- [Material for this exercise]
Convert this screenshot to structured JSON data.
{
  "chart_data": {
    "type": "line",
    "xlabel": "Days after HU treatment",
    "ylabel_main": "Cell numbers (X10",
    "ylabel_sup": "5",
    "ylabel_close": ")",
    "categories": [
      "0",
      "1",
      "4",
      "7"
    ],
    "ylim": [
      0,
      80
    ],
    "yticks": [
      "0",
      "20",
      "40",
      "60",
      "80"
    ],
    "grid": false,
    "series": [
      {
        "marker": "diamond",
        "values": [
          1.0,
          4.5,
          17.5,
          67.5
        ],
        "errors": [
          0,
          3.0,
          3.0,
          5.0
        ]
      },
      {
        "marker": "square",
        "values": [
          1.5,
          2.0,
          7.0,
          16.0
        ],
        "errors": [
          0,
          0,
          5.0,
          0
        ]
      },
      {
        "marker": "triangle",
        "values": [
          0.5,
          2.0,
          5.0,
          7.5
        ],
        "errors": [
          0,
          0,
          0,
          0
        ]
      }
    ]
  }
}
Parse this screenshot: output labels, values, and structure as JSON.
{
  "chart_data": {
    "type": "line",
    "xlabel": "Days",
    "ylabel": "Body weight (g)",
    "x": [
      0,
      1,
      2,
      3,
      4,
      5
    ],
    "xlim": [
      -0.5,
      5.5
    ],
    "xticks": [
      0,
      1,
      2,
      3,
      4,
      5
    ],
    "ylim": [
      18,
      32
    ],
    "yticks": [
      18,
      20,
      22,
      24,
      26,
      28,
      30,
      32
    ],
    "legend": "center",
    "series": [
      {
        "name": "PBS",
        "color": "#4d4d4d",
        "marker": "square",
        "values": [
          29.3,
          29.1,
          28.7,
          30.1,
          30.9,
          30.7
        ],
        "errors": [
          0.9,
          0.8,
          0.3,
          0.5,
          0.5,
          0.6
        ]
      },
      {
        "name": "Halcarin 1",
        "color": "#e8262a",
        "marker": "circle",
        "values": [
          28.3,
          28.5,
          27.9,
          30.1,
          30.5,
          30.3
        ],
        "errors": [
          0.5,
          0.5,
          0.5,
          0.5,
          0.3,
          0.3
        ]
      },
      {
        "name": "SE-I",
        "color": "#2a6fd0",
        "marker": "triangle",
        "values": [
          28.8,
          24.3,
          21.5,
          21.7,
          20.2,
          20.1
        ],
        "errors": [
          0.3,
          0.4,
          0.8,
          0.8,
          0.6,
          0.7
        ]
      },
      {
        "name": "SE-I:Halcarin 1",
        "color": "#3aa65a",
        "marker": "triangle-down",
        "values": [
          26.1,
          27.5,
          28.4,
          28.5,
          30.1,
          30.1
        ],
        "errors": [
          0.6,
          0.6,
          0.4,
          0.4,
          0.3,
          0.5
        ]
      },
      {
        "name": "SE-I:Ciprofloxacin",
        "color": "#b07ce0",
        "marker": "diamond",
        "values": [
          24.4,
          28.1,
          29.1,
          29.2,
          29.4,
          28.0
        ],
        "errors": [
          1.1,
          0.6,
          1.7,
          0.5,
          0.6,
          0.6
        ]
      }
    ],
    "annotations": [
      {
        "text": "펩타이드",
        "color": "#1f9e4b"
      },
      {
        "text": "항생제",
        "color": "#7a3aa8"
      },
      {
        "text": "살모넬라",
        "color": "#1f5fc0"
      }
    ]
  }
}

- [Your objective]
Copy every record exactly as presented.

- [Task answer]
Convert this screenshot to structured JSON data.
{
  "chart_data": {
    "type": "line",
    "xlabel": "Days after HU treatment",
    "ylabel_main": "Cell numbers (X10",
    "ylabel_sup": "5",
    "ylabel_close": ")",
    "categories": [
      "0",
      "1",
      "4",
      "7"
    ],
    "ylim": [
      0,
      80
    ],
    "yticks": [
      "0",
      "20",
      "40",
      "60",
      "80"
    ],
    "grid": false,
    "series": [
      {
        "marker": "diamond",
        "values": [
          1.0,
          4.5,
          17.5,
          67.5
        ],
        "errors": [
          0,
          3.0,
          3.0,
          5.0
        ]
      },
      {
        "marker": "square",
        "values": [
          1.5,
          2.0,
          7.0,
          16.0
        ],
        "errors": [
          0,
          0,
          5.0,
          0
        ]
      },
      {
        "marker": "triangle",
        "values": [
          0.5,
          2.0,
          5.0,
          7.5
        ],
        "errors": [
          0,
          0,
          0,
          0
        ]
      }
    ]
  }
}
Parse this screenshot: output labels, values, and structure as JSON.
{
  "chart_data": {
    "type": "line",
    "xlabel": "Days",
    "ylabel": "Body weight (g)",
    "x": [
      0,
      1,
      2,
      3,
      4,
      5
    ],
    "xlim": [
      -0.5,
      5.5
    ],
    "xticks": [
      0,
      1,
      2,
      3,
      4,
      5
    ],
    "ylim": [
      18,
      32
    ],
    "yticks": [
      18,
      20,
      22,
      24,
      26,
      28,
      30,
      32
    ],
    "legend": "center",
    "series": [
      {
        "name": "PBS",
        "color": "#4d4d4d",
        "marker": "square",
        "values": [
          29.3,
          29.1,
          28.7,
          30.1,
          30.9,
          30.7
        ],
        "errors": [
          0.9,
          0.8,
          0.3,
          0.5,
          0.5,
          0.6
        ]
      },
      {
        "name": "Halcarin 1",
        "color": "#e8262a",
        "marker": "circle",
        "values": [
          28.3,
          28.5,
          27.9,
          30.1,
          30.5,
          30.3
        ],
        "errors": [
          0.5,
          0.5,
          0.5,
          0.5,
          0.3,
          0.3
        ]
      },
      {
        "name": "SE-I",
        "color": "#2a6fd0",
        "marker": "triangle",
        "values": [
          28.8,
          24.3,
          21.5,
          21.7,
          20.2,
          20.1
        ],
        "errors": [
          0.3,
          0.4,
          0.8,
          0.8,
          0.6,
          0.7
        ]
      },
      {
        "name": "SE-I:Halcarin 1",
        "color": "#3aa65a",
        "marker": "triangle-down",
        "values": [
          26.1,
          27.5,
          28.4,
          28.5,
          30.1,
          30.1
        ],
        "errors": [
          0.6,
          0.6,
          0.4,
          0.4,
          0.3,
          0.5
        ]
      },
      {
        "name": "SE-I:Ciprofloxacin",
        "color": "#b07ce0",
        "marker": "diamond",
        "values": [
          24.4,
          28.1,
          29.1,
          29.2,
          29.4,
          28.0
        ],
        "errors": [
          1.1,
          0.6,
          1.7,
          0.5,
          0.6,
          0.6
        ]
      }
    ],
    "annotations": [
      {
        "text": "펩타이드",
        "color": "#1f9e4b"
      },
      {
        "text": "항생제",
        "color": "#7a3aa8"
      },
      {
        "text": "살모넬라",
        "color": "#1f5fc0"
      }
    ]
  }
}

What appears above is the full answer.